** begin Records supplied **
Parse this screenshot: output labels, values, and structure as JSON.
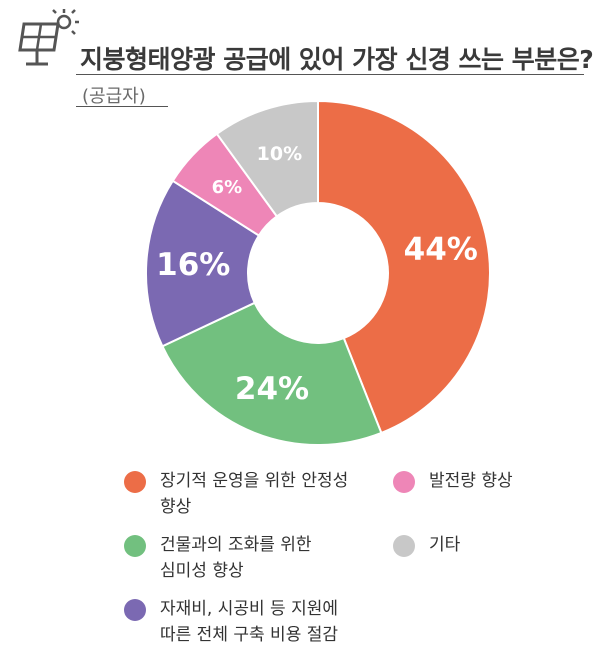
{
  "title": "지붕형태양광 공급에 있어 가장 신경 쓰는 부분은?",
  "subtitle": "(공급자)",
  "header_icon": "solar-panel-icon",
  "chart_data": {
    "type": "pie",
    "donut": true,
    "title": "지붕형태양광 공급에 있어 가장 신경 쓰는 부분은?",
    "subtitle": "(공급자)",
    "categories": [
      "장기적 운영을 위한 안정성 향상",
      "건물과의 조화를 위한 심미성 향상",
      "자재비, 시공비 등 지원에 따른 전체 구축 비용 절감",
      "발전량 향상",
      "기타"
    ],
    "values": [
      44,
      24,
      16,
      6,
      10
    ],
    "labels": [
      "44%",
      "24%",
      "16%",
      "6%",
      "10%"
    ],
    "colors": [
      "#EC6D47",
      "#72C07F",
      "#7B69B2",
      "#EE86B7",
      "#C8C8C8"
    ],
    "legend_position": "bottom"
  },
  "legend": [
    {
      "label": "장기적 운영을 위한 안정성\n향상",
      "color": "#EC6D47"
    },
    {
      "label": "발전량 향상",
      "color": "#EE86B7"
    },
    {
      "label": "건물과의 조화를 위한\n심미성 향상",
      "color": "#72C07F"
    },
    {
      "label": "기타",
      "color": "#C8C8C8"
    },
    {
      "label": "자재비, 시공비 등 지원에\n따른 전체 구축 비용 절감",
      "color": "#7B69B2"
    }
  ]
}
** end Records supplied **
■ What to work on ■
Above are records to transcribe exactly; leave their pictures out.

■ Response ■
Parse this screenshot: output labels, values, and structure as JSON.
{
  "title": "지붕형태양광 공급에 있어 가장 신경 쓰는 부분은?",
  "subtitle": "(공급자)",
  "header_icon": "solar-panel-icon",
  "chart_data": {
    "type": "pie",
    "donut": true,
    "title": "지붕형태양광 공급에 있어 가장 신경 쓰는 부분은?",
    "subtitle": "(공급자)",
    "categories": [
      "장기적 운영을 위한 안정성 향상",
      "건물과의 조화를 위한 심미성 향상",
      "자재비, 시공비 등 지원에 따른 전체 구축 비용 절감",
      "발전량 향상",
      "기타"
    ],
    "values": [
      44,
      24,
      16,
      6,
      10
    ],
    "labels": [
      "44%",
      "24%",
      "16%",
      "6%",
      "10%"
    ],
    "colors": [
      "#EC6D47",
      "#72C07F",
      "#7B69B2",
      "#EE86B7",
      "#C8C8C8"
    ],
    "legend_position": "bottom"
  },
  "legend": [
    {
      "label": "장기적 운영을 위한 안정성\n향상",
      "color": "#EC6D47"
    },
    {
      "label": "발전량 향상",
      "color": "#EE86B7"
    },
    {
      "label": "건물과의 조화를 위한\n심미성 향상",
      "color": "#72C07F"
    },
    {
      "label": "기타",
      "color": "#C8C8C8"
    },
    {
      "label": "자재비, 시공비 등 지원에\n따른 전체 구축 비용 절감",
      "color": "#7B69B2"
    }
  ]
}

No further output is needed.